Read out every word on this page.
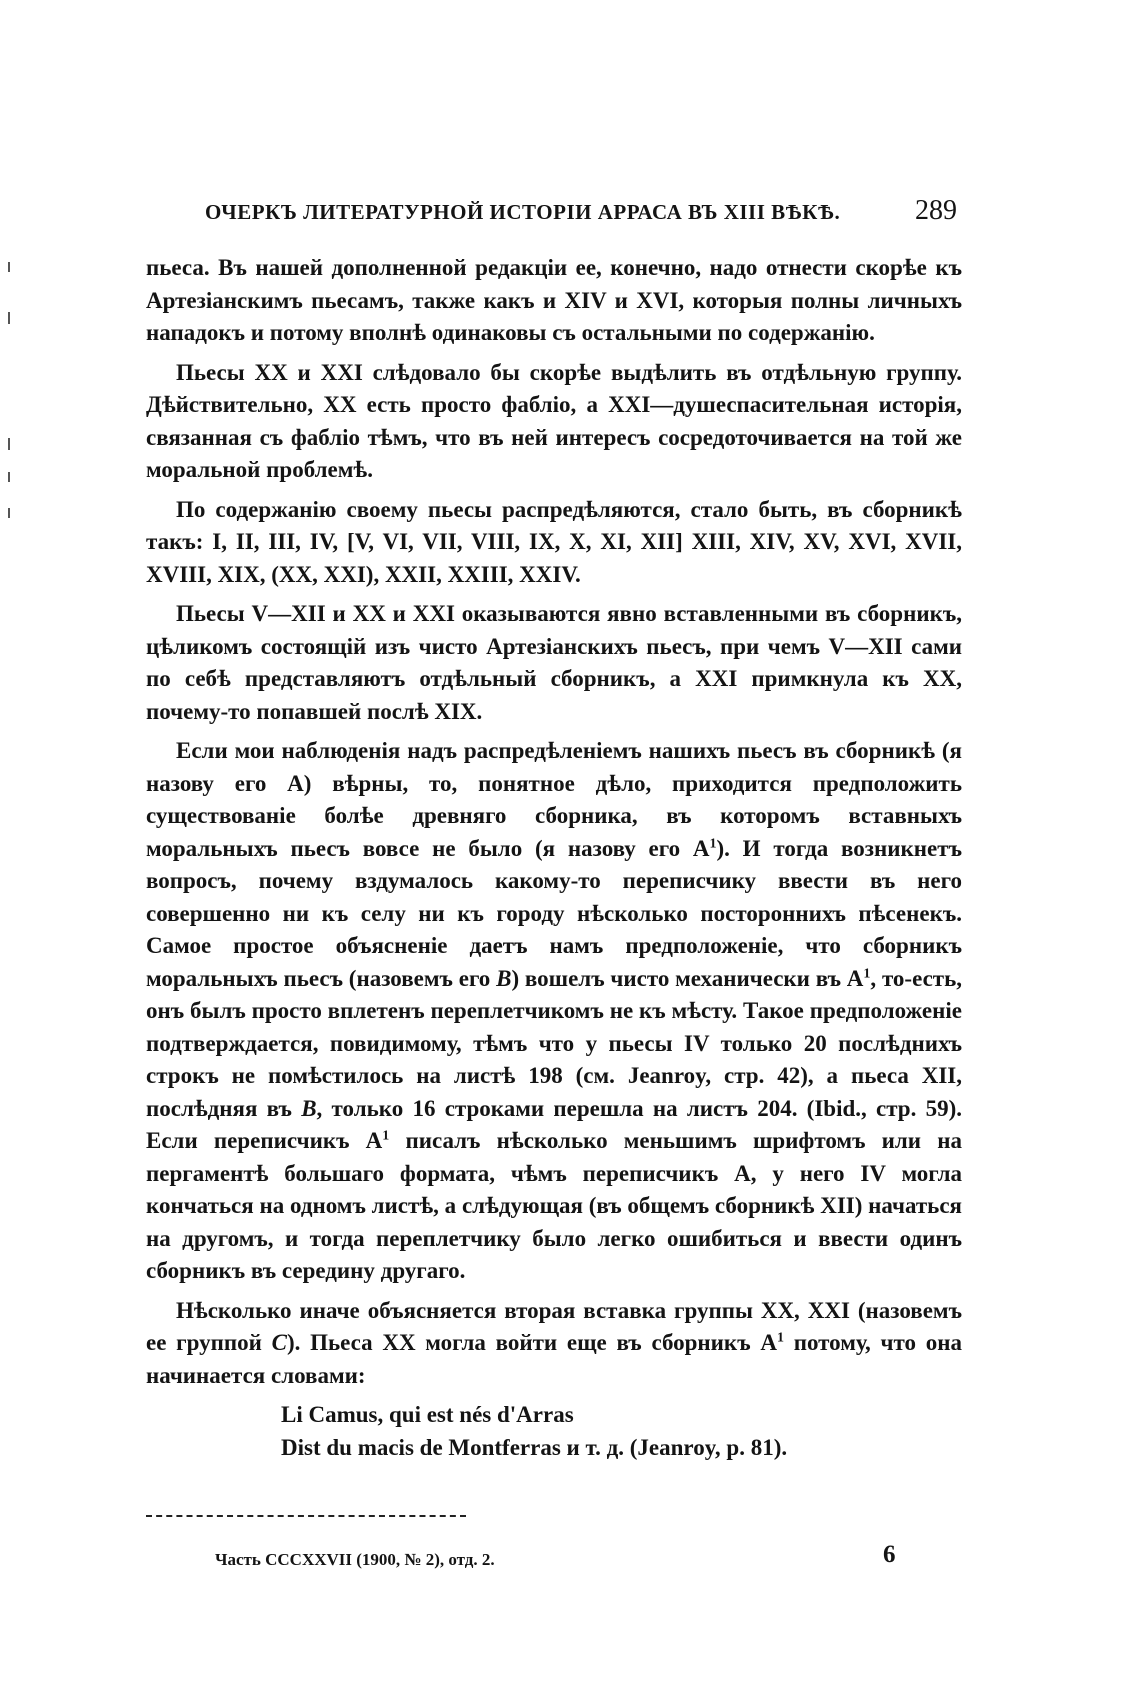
ОЧЕРКЪ ЛИТЕРАТУРНОЙ ИСТОРІИ АРРАСА ВЪ XIII ВѢКѢ.	289

пьеса. Въ нашей дополненной редакціи ее, конечно, надо отнести скорѣе къ Артезіанскимъ пьесамъ, также какъ и XIV и XVI, которыя полны личныхъ нападокъ и потому вполнѣ одинаковы съ остальными по содержанію.

Пьесы XX и XXI слѣдовало бы скорѣе выдѣлить въ отдѣльную группу. Дѣйствительно, XX есть просто фабліо, а XXI—душеспасительная исторія, связанная съ фабліо тѣмъ, что въ ней интересъ сосредоточивается на той же моральной проблемѣ.

По содержанію своему пьесы распредѣляются, стало быть, въ сборникѣ такъ: I, II, III, IV, [V, VI, VII, VIII, IX, X, XI, XII] XIII, XIV, XV, XVI, XVII, XVIII, XIX, (XX, XXI), XXII, XXIII, XXIV.

Пьесы V—XII и XX и XXI оказываются явно вставленными въ сборникъ, цѣликомъ состоящій изъ чисто Артезіанскихъ пьесъ, при чемъ V—XII сами по себѣ представляютъ отдѣльный сборникъ, а XXI примкнула къ XX, почему-то попавшей послѣ XIX.

Если мои наблюденія надъ распредѣленіемъ нашихъ пьесъ въ сборникѣ (я назову его А) вѣрны, то, понятное дѣло, приходится предположить существованіе болѣе древняго сборника, въ которомъ вставныхъ моральныхъ пьесъ вовсе не было (я назову его $А^1$). И тогда возникнетъ вопросъ, почему вздумалось какому-то переписчику ввести въ него совершенно ни къ селу ни къ городу нѣсколько постороннихъ пѣсенекъ. Самое простое объясненіе даетъ намъ предположеніе, что сборникъ моральныхъ пьесъ (назовемъ его B) вошелъ чисто механически въ $А^1$, то-есть, онъ былъ просто вплетенъ переплетчикомъ не къ мѣсту. Такое предположеніе подтверждается, повидимому, тѣмъ что у пьесы IV только 20 послѣднихъ строкъ не помѣстилось на листѣ 198 (см. Jeanroy, стр. 42), а пьеса XII, послѣдняя въ B, только 16 строками перешла на листъ 204. (Ibid., стр. 59). Если переписчикъ $А^1$ писалъ нѣсколько меньшимъ шрифтомъ или на пергаментѣ большаго формата, чѣмъ переписчикъ А, у него IV могла кончаться на одномъ листѣ, а слѣдующая (въ общемъ сборникѣ XII) начаться на другомъ, и тогда переплетчику было легко ошибиться и ввести одинъ сборникъ въ середину другаго.

Нѣсколько иначе объясняется вторая вставка группы XX, XXI (назовемъ ее группой C). Пьеса XX могла войти еще въ сборникъ $А^1$ потому, что она начинается словами:

Li Camus, qui est nés d'Arras
Dist du macis de Montferras и т. д. (Jeanroy, p. 81).
Часть CCCXXVII (1900, № 2), отд. 2.	6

--------

(WHAT THE TASK ASKS):
Your task is to repeat the data above exactly while excluding the pictures.

(EXERCISE ANSWER):
Read out every word on this page.
ОЧЕРКЪ ЛИТЕРАТУРНОЙ ИСТОРІИ АРРАСА ВЪ XIII ВѢКѢ.	289

пьеса. Въ нашей дополненной редакціи ее, конечно, надо отнести скорѣе къ Артезіанскимъ пьесамъ, также какъ и XIV и XVI, которыя полны личныхъ нападокъ и потому вполнѣ одинаковы съ остальными по содержанію.

Пьесы XX и XXI слѣдовало бы скорѣе выдѣлить въ отдѣльную группу. Дѣйствительно, XX есть просто фабліо, а XXI—душеспасительная исторія, связанная съ фабліо тѣмъ, что въ ней интересъ сосредоточивается на той же моральной проблемѣ.

По содержанію своему пьесы распредѣляются, стало быть, въ сборникѣ такъ: I, II, III, IV, [V, VI, VII, VIII, IX, X, XI, XII] XIII, XIV, XV, XVI, XVII, XVIII, XIX, (XX, XXI), XXII, XXIII, XXIV.

Пьесы V—XII и XX и XXI оказываются явно вставленными въ сборникъ, цѣликомъ состоящій изъ чисто Артезіанскихъ пьесъ, при чемъ V—XII сами по себѣ представляютъ отдѣльный сборникъ, а XXI примкнула къ XX, почему-то попавшей послѣ XIX.

Если мои наблюденія надъ распредѣленіемъ нашихъ пьесъ въ сборникѣ (я назову его А) вѣрны, то, понятное дѣло, приходится предположить существованіе болѣе древняго сборника, въ которомъ вставныхъ моральныхъ пьесъ вовсе не было (я назову его $А^1$). И тогда возникнетъ вопросъ, почему вздумалось какому-то переписчику ввести въ него совершенно ни къ селу ни къ городу нѣсколько постороннихъ пѣсенекъ. Самое простое объясненіе даетъ намъ предположеніе, что сборникъ моральныхъ пьесъ (назовемъ его B) вошелъ чисто механически въ $А^1$, то-есть, онъ былъ просто вплетенъ переплетчикомъ не къ мѣсту. Такое предположеніе подтверждается, повидимому, тѣмъ что у пьесы IV только 20 послѣднихъ строкъ не помѣстилось на листѣ 198 (см. Jeanroy, стр. 42), а пьеса XII, послѣдняя въ B, только 16 строками перешла на листъ 204. (Ibid., стр. 59). Если переписчикъ $А^1$ писалъ нѣсколько меньшимъ шрифтомъ или на пергаментѣ большаго формата, чѣмъ переписчикъ А, у него IV могла кончаться на одномъ листѣ, а слѣдующая (въ общемъ сборникѣ XII) начаться на другомъ, и тогда переплетчику было легко ошибиться и ввести одинъ сборникъ въ середину другаго.

Нѣсколько иначе объясняется вторая вставка группы XX, XXI (назовемъ ее группой C). Пьеса XX могла войти еще въ сборникъ $А^1$ потому, что она начинается словами:

Li Camus, qui est nés d'Arras
Dist du macis de Montferras и т. д. (Jeanroy, p. 81).
Часть CCCXXVII (1900, № 2), отд. 2.	6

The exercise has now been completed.